Exercise task = Without the pictures, set down every line of the data exactly.

##### Extracted entries #####

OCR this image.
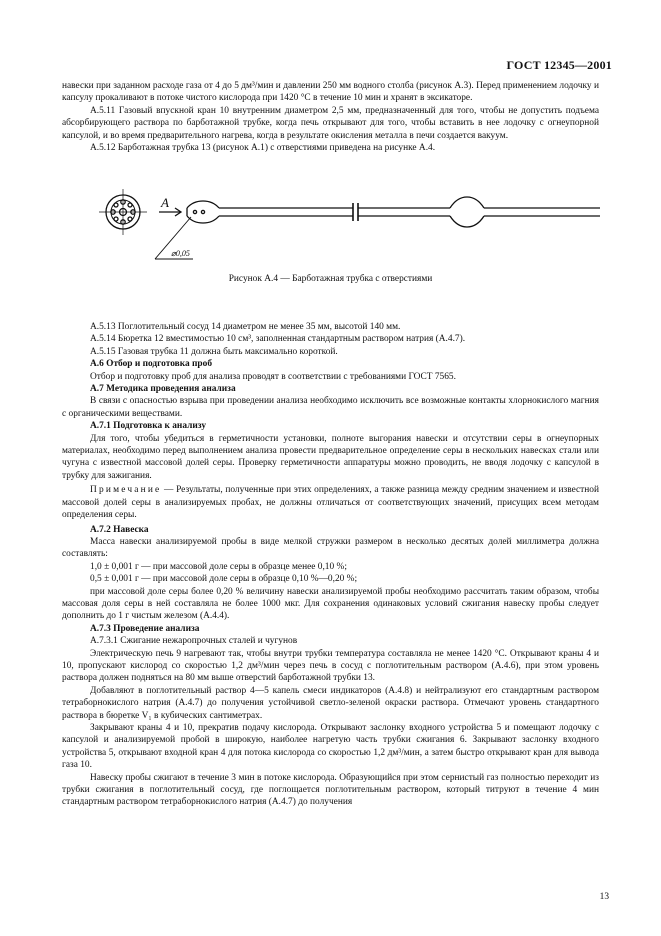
ГОСТ 12345—2001

навески при заданном расходе газа от 4 до 5 дм³/мин и давлении 250 мм водного столба (рисунок А.3). Перед применением лодочку и капсулу прокаливают в потоке чистого кислорода при 1420 °С в течение 10 мин и хранят в эксикаторе.

А.5.11 Газовый впускной кран 10 внутренним диаметром 2,5 мм, предназначенный для того, чтобы не допустить подъема абсорбирующего раствора по барботажной трубке, когда печь открывают для того, чтобы вставить в нее лодочку с огнеупорной капсулой, и во время предварительного нагрева, когда в результате окисления металла в печи создается вакуум.

А.5.12 Барботажная трубка 13 (рисунок А.1) с отверстиями приведена на рисунке А.4.

А
⌀0,05
Рисунок А.4 — Барботажная трубка с отверстиями

А.5.13 Поглотительный сосуд 14 диаметром не менее 35 мм, высотой 140 мм.

А.5.14 Бюретка 12 вместимостью 10 см³, заполненная стандартным раствором натрия (А.4.7).

А.5.15 Газовая трубка 11 должна быть максимально короткой.

А.6 Отбор и подготовка проб

Отбор и подготовку проб для анализа проводят в соответствии с требованиями ГОСТ 7565.

А.7 Методика проведения анализа

В связи с опасностью взрыва при проведении анализа необходимо исключить все возможные контакты хлорнокислого магния с органическими веществами.

А.7.1 Подготовка к анализу

Для того, чтобы убедиться в герметичности установки, полноте выгорания навески и отсутствии серы в огнеупорных материалах, необходимо перед выполнением анализа провести предварительное определение серы в нескольких навесках стали или чугуна с известной массовой долей серы. Проверку герметичности аппаратуры можно проводить, не вводя лодочку с капсулой в трубку для зажигания.

Примечание — Результаты, полученные при этих определениях, а также разница между средним значением и известной массовой долей серы в анализируемых пробах, не должны отличаться от соответствующих значений, присущих всем методам определения серы.

А.7.2 Навеска

Масса навески анализируемой пробы в виде мелкой стружки размером в несколько десятых долей миллиметра должна составлять:

1,0 ± 0,001 г — при массовой доле серы в образце менее 0,10 %;

0,5 ± 0,001 г — при массовой доле серы в образце 0,10 %—0,20 %;

при массовой доле серы более 0,20 % величину навески анализируемой пробы необходимо рассчитать таким образом, чтобы массовая доля серы в ней составляла не более 1000 мкг. Для сохранения одинаковых условий сжигания навеску пробы следует дополнить до 1 г чистым железом (А.4.4).

А.7.3 Проведение анализа

А.7.3.1 Сжигание нежаропрочных сталей и чугунов

Электрическую печь 9 нагревают так, чтобы внутри трубки температура составляла не менее 1420 °С. Открывают краны 4 и 10, пропускают кислород со скоростью 1,2 дм³/мин через печь в сосуд с поглотительным раствором (А.4.6), при этом уровень раствора должен подняться на 80 мм выше отверстий барботажной трубки 13.

Добавляют в поглотительный раствор 4—5 капель смеси индикаторов (А.4.8) и нейтрализуют его стандартным раствором тетраборнокислого натрия (А.4.7) до получения устойчивой светло-зеленой окраски раствора. Отмечают уровень стандартного раствора в бюретке V₁ в кубических сантиметрах.

Закрывают краны 4 и 10, прекратив подачу кислорода. Открывают заслонку входного устройства 5 и помещают лодочку с капсулой и анализируемой пробой в широкую, наиболее нагретую часть трубки сжигания 6. Закрывают заслонку входного устройства 5, открывают входной кран 4 для потока кислорода со скоростью 1,2 дм³/мин, а затем быстро открывают кран для вывода газа 10.

Навеску пробы сжигают в течение 3 мин в потоке кислорода. Образующийся при этом сернистый газ полностью переходит из трубки сжигания в поглотительный сосуд, где поглощается поглотительным раствором, который титруют в течение 4 мин стандартным раствором тетраборнокислого натрия (А.4.7) до получения

13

#####

Full output =
OCR this image.
ГОСТ 12345—2001

навески при заданном расходе газа от 4 до 5 дм³/мин и давлении 250 мм водного столба (рисунок А.3). Перед применением лодочку и капсулу прокаливают в потоке чистого кислорода при 1420 °С в течение 10 мин и хранят в эксикаторе.

А.5.11 Газовый впускной кран 10 внутренним диаметром 2,5 мм, предназначенный для того, чтобы не допустить подъема абсорбирующего раствора по барботажной трубке, когда печь открывают для того, чтобы вставить в нее лодочку с огнеупорной капсулой, и во время предварительного нагрева, когда в результате окисления металла в печи создается вакуум.

А.5.12 Барботажная трубка 13 (рисунок А.1) с отверстиями приведена на рисунке А.4.

А
⌀0,05
Рисунок А.4 — Барботажная трубка с отверстиями

А.5.13 Поглотительный сосуд 14 диаметром не менее 35 мм, высотой 140 мм.

А.5.14 Бюретка 12 вместимостью 10 см³, заполненная стандартным раствором натрия (А.4.7).

А.5.15 Газовая трубка 11 должна быть максимально короткой.

А.6 Отбор и подготовка проб

Отбор и подготовку проб для анализа проводят в соответствии с требованиями ГОСТ 7565.

А.7 Методика проведения анализа

В связи с опасностью взрыва при проведении анализа необходимо исключить все возможные контакты хлорнокислого магния с органическими веществами.

А.7.1 Подготовка к анализу

Для того, чтобы убедиться в герметичности установки, полноте выгорания навески и отсутствии серы в огнеупорных материалах, необходимо перед выполнением анализа провести предварительное определение серы в нескольких навесках стали или чугуна с известной массовой долей серы. Проверку герметичности аппаратуры можно проводить, не вводя лодочку с капсулой в трубку для зажигания.

Примечание — Результаты, полученные при этих определениях, а также разница между средним значением и известной массовой долей серы в анализируемых пробах, не должны отличаться от соответствующих значений, присущих всем методам определения серы.

А.7.2 Навеска

Масса навески анализируемой пробы в виде мелкой стружки размером в несколько десятых долей миллиметра должна составлять:

1,0 ± 0,001 г — при массовой доле серы в образце менее 0,10 %;

0,5 ± 0,001 г — при массовой доле серы в образце 0,10 %—0,20 %;

при массовой доле серы более 0,20 % величину навески анализируемой пробы необходимо рассчитать таким образом, чтобы массовая доля серы в ней составляла не более 1000 мкг. Для сохранения одинаковых условий сжигания навеску пробы следует дополнить до 1 г чистым железом (А.4.4).

А.7.3 Проведение анализа

А.7.3.1 Сжигание нежаропрочных сталей и чугунов

Электрическую печь 9 нагревают так, чтобы внутри трубки температура составляла не менее 1420 °С. Открывают краны 4 и 10, пропускают кислород со скоростью 1,2 дм³/мин через печь в сосуд с поглотительным раствором (А.4.6), при этом уровень раствора должен подняться на 80 мм выше отверстий барботажной трубки 13.

Добавляют в поглотительный раствор 4—5 капель смеси индикаторов (А.4.8) и нейтрализуют его стандартным раствором тетраборнокислого натрия (А.4.7) до получения устойчивой светло-зеленой окраски раствора. Отмечают уровень стандартного раствора в бюретке V₁ в кубических сантиметрах.

Закрывают краны 4 и 10, прекратив подачу кислорода. Открывают заслонку входного устройства 5 и помещают лодочку с капсулой и анализируемой пробой в широкую, наиболее нагретую часть трубки сжигания 6. Закрывают заслонку входного устройства 5, открывают входной кран 4 для потока кислорода со скоростью 1,2 дм³/мин, а затем быстро открывают кран для вывода газа 10.

Навеску пробы сжигают в течение 3 мин в потоке кислорода. Образующийся при этом сернистый газ полностью переходит из трубки сжигания в поглотительный сосуд, где поглощается поглотительным раствором, который титруют в течение 4 мин стандартным раствором тетраборнокислого натрия (А.4.7) до получения

13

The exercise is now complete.